§ **Work to be completed**
Reproduce all the entries exactly and keep the pictures out.

§ **Working data**
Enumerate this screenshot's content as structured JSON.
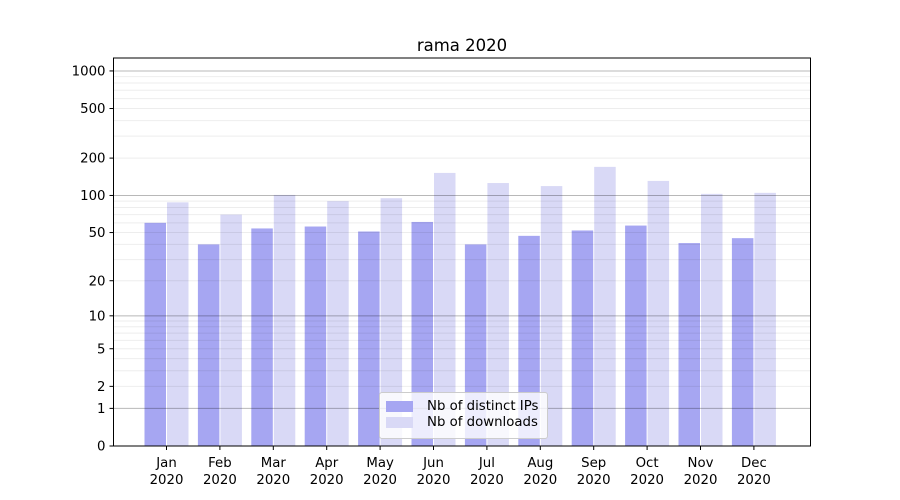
{
  "figure": {
    "background": "#ffffff"
  },
  "chart_data": {
    "type": "bar",
    "title": "rama 2020",
    "categories": [
      "Jan",
      "Feb",
      "Mar",
      "Apr",
      "May",
      "Jun",
      "Jul",
      "Aug",
      "Sep",
      "Oct",
      "Nov",
      "Dec"
    ],
    "category_year": "2020",
    "series": [
      {
        "name": "Nb of distinct IPs",
        "color": "#a6a6f2",
        "values": [
          60,
          40,
          54,
          56,
          51,
          61,
          40,
          47,
          52,
          57,
          41,
          45
        ]
      },
      {
        "name": "Nb of downloads",
        "color": "#d9d9f6",
        "values": [
          88,
          70,
          101,
          90,
          95,
          152,
          126,
          119,
          170,
          131,
          103,
          105
        ]
      }
    ],
    "xlabel": "",
    "ylabel": "",
    "yscale": "log1p",
    "yticks": [
      0,
      1,
      2,
      5,
      10,
      20,
      50,
      100,
      200,
      500,
      1000
    ],
    "ylim": [
      0,
      1270
    ],
    "grid": true,
    "legend_position": "lower center",
    "colors": {
      "major_grid": "rgba(0,0,0,0.28)",
      "minor_grid": "rgba(0,0,0,0.07)",
      "spine": "#000000",
      "tick_label": "#000000"
    }
  }
}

§ **Answer below**
Enumerate this screenshot's content as structured JSON.
{
  "figure": {
    "background": "#ffffff"
  },
  "chart_data": {
    "type": "bar",
    "title": "rama 2020",
    "categories": [
      "Jan",
      "Feb",
      "Mar",
      "Apr",
      "May",
      "Jun",
      "Jul",
      "Aug",
      "Sep",
      "Oct",
      "Nov",
      "Dec"
    ],
    "category_year": "2020",
    "series": [
      {
        "name": "Nb of distinct IPs",
        "color": "#a6a6f2",
        "values": [
          60,
          40,
          54,
          56,
          51,
          61,
          40,
          47,
          52,
          57,
          41,
          45
        ]
      },
      {
        "name": "Nb of downloads",
        "color": "#d9d9f6",
        "values": [
          88,
          70,
          101,
          90,
          95,
          152,
          126,
          119,
          170,
          131,
          103,
          105
        ]
      }
    ],
    "xlabel": "",
    "ylabel": "",
    "yscale": "log1p",
    "yticks": [
      0,
      1,
      2,
      5,
      10,
      20,
      50,
      100,
      200,
      500,
      1000
    ],
    "ylim": [
      0,
      1270
    ],
    "grid": true,
    "legend_position": "lower center",
    "colors": {
      "major_grid": "rgba(0,0,0,0.28)",
      "minor_grid": "rgba(0,0,0,0.07)",
      "spine": "#000000",
      "tick_label": "#000000"
    }
  }
}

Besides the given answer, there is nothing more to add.